→ **GIVEN TASK**
Output all the material that follows, exactly as given.

→ **INFORMATION GIVEN**
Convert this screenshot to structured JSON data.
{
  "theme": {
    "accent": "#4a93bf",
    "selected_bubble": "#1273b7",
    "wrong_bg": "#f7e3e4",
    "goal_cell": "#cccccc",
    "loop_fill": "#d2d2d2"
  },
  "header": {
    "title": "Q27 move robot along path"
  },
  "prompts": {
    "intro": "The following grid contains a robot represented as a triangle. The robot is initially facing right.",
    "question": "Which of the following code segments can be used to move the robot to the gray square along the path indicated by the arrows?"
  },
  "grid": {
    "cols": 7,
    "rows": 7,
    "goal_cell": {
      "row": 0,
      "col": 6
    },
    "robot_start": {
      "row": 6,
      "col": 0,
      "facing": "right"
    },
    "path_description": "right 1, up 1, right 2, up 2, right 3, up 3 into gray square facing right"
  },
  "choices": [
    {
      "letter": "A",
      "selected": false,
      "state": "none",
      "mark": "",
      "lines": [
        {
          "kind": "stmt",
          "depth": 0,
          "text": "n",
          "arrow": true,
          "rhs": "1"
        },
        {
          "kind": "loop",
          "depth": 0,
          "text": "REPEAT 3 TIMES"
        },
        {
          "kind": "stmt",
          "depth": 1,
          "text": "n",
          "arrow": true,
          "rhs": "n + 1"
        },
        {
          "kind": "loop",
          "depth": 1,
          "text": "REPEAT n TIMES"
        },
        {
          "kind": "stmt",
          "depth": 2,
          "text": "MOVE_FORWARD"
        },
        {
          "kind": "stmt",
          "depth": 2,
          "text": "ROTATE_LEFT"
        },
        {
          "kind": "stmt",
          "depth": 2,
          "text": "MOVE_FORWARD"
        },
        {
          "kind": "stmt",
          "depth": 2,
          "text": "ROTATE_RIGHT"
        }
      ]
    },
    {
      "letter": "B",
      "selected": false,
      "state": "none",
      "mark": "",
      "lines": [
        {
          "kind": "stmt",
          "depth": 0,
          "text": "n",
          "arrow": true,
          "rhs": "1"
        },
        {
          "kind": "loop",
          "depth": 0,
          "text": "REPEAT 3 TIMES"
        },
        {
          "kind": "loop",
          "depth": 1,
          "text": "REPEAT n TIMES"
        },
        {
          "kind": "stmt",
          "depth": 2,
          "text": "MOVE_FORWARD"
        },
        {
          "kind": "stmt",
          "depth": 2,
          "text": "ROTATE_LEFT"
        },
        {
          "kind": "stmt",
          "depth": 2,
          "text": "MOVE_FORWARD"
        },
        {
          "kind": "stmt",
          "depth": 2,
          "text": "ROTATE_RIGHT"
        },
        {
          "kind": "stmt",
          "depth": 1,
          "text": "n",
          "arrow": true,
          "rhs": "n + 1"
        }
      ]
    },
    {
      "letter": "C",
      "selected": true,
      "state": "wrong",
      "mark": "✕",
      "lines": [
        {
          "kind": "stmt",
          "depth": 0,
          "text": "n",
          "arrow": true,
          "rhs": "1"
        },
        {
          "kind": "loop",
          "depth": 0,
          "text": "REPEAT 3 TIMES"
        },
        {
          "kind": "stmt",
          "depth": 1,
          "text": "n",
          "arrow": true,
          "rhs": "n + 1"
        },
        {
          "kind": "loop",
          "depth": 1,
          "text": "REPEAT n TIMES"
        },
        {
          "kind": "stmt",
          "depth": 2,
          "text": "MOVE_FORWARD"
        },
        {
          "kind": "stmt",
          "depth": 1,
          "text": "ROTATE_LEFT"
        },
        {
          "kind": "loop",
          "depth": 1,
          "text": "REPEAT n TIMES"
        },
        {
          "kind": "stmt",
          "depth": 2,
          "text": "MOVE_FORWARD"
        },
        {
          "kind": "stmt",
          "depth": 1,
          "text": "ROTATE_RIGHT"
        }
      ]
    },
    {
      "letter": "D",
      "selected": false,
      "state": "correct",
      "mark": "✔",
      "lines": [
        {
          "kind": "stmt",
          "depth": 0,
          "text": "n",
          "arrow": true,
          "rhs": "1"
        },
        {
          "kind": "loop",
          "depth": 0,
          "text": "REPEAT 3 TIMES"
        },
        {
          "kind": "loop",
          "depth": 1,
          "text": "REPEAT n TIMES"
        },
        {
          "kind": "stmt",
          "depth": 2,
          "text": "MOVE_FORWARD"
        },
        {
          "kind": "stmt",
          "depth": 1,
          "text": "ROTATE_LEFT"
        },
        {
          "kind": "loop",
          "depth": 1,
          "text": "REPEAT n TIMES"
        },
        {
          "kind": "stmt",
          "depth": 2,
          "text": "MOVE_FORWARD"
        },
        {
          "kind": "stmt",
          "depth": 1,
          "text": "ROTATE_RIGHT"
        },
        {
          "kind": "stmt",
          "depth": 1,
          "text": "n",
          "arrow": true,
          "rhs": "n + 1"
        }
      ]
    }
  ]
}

→ **RESULT OF THIS EXERCISE**
Convert this screenshot to structured JSON data.
{
  "theme": {
    "accent": "#4a93bf",
    "selected_bubble": "#1273b7",
    "wrong_bg": "#f7e3e4",
    "goal_cell": "#cccccc",
    "loop_fill": "#d2d2d2"
  },
  "header": {
    "title": "Q27 move robot along path"
  },
  "prompts": {
    "intro": "The following grid contains a robot represented as a triangle. The robot is initially facing right.",
    "question": "Which of the following code segments can be used to move the robot to the gray square along the path indicated by the arrows?"
  },
  "grid": {
    "cols": 7,
    "rows": 7,
    "goal_cell": {
      "row": 0,
      "col": 6
    },
    "robot_start": {
      "row": 6,
      "col": 0,
      "facing": "right"
    },
    "path_description": "right 1, up 1, right 2, up 2, right 3, up 3 into gray square facing right"
  },
  "choices": [
    {
      "letter": "A",
      "selected": false,
      "state": "none",
      "mark": "",
      "lines": [
        {
          "kind": "stmt",
          "depth": 0,
          "text": "n",
          "arrow": true,
          "rhs": "1"
        },
        {
          "kind": "loop",
          "depth": 0,
          "text": "REPEAT 3 TIMES"
        },
        {
          "kind": "stmt",
          "depth": 1,
          "text": "n",
          "arrow": true,
          "rhs": "n + 1"
        },
        {
          "kind": "loop",
          "depth": 1,
          "text": "REPEAT n TIMES"
        },
        {
          "kind": "stmt",
          "depth": 2,
          "text": "MOVE_FORWARD"
        },
        {
          "kind": "stmt",
          "depth": 2,
          "text": "ROTATE_LEFT"
        },
        {
          "kind": "stmt",
          "depth": 2,
          "text": "MOVE_FORWARD"
        },
        {
          "kind": "stmt",
          "depth": 2,
          "text": "ROTATE_RIGHT"
        }
      ]
    },
    {
      "letter": "B",
      "selected": false,
      "state": "none",
      "mark": "",
      "lines": [
        {
          "kind": "stmt",
          "depth": 0,
          "text": "n",
          "arrow": true,
          "rhs": "1"
        },
        {
          "kind": "loop",
          "depth": 0,
          "text": "REPEAT 3 TIMES"
        },
        {
          "kind": "loop",
          "depth": 1,
          "text": "REPEAT n TIMES"
        },
        {
          "kind": "stmt",
          "depth": 2,
          "text": "MOVE_FORWARD"
        },
        {
          "kind": "stmt",
          "depth": 2,
          "text": "ROTATE_LEFT"
        },
        {
          "kind": "stmt",
          "depth": 2,
          "text": "MOVE_FORWARD"
        },
        {
          "kind": "stmt",
          "depth": 2,
          "text": "ROTATE_RIGHT"
        },
        {
          "kind": "stmt",
          "depth": 1,
          "text": "n",
          "arrow": true,
          "rhs": "n + 1"
        }
      ]
    },
    {
      "letter": "C",
      "selected": true,
      "state": "wrong",
      "mark": "✕",
      "lines": [
        {
          "kind": "stmt",
          "depth": 0,
          "text": "n",
          "arrow": true,
          "rhs": "1"
        },
        {
          "kind": "loop",
          "depth": 0,
          "text": "REPEAT 3 TIMES"
        },
        {
          "kind": "stmt",
          "depth": 1,
          "text": "n",
          "arrow": true,
          "rhs": "n + 1"
        },
        {
          "kind": "loop",
          "depth": 1,
          "text": "REPEAT n TIMES"
        },
        {
          "kind": "stmt",
          "depth": 2,
          "text": "MOVE_FORWARD"
        },
        {
          "kind": "stmt",
          "depth": 1,
          "text": "ROTATE_LEFT"
        },
        {
          "kind": "loop",
          "depth": 1,
          "text": "REPEAT n TIMES"
        },
        {
          "kind": "stmt",
          "depth": 2,
          "text": "MOVE_FORWARD"
        },
        {
          "kind": "stmt",
          "depth": 1,
          "text": "ROTATE_RIGHT"
        }
      ]
    },
    {
      "letter": "D",
      "selected": false,
      "state": "correct",
      "mark": "✔",
      "lines": [
        {
          "kind": "stmt",
          "depth": 0,
          "text": "n",
          "arrow": true,
          "rhs": "1"
        },
        {
          "kind": "loop",
          "depth": 0,
          "text": "REPEAT 3 TIMES"
        },
        {
          "kind": "loop",
          "depth": 1,
          "text": "REPEAT n TIMES"
        },
        {
          "kind": "stmt",
          "depth": 2,
          "text": "MOVE_FORWARD"
        },
        {
          "kind": "stmt",
          "depth": 1,
          "text": "ROTATE_LEFT"
        },
        {
          "kind": "loop",
          "depth": 1,
          "text": "REPEAT n TIMES"
        },
        {
          "kind": "stmt",
          "depth": 2,
          "text": "MOVE_FORWARD"
        },
        {
          "kind": "stmt",
          "depth": 1,
          "text": "ROTATE_RIGHT"
        },
        {
          "kind": "stmt",
          "depth": 1,
          "text": "n",
          "arrow": true,
          "rhs": "n + 1"
        }
      ]
    }
  ]
}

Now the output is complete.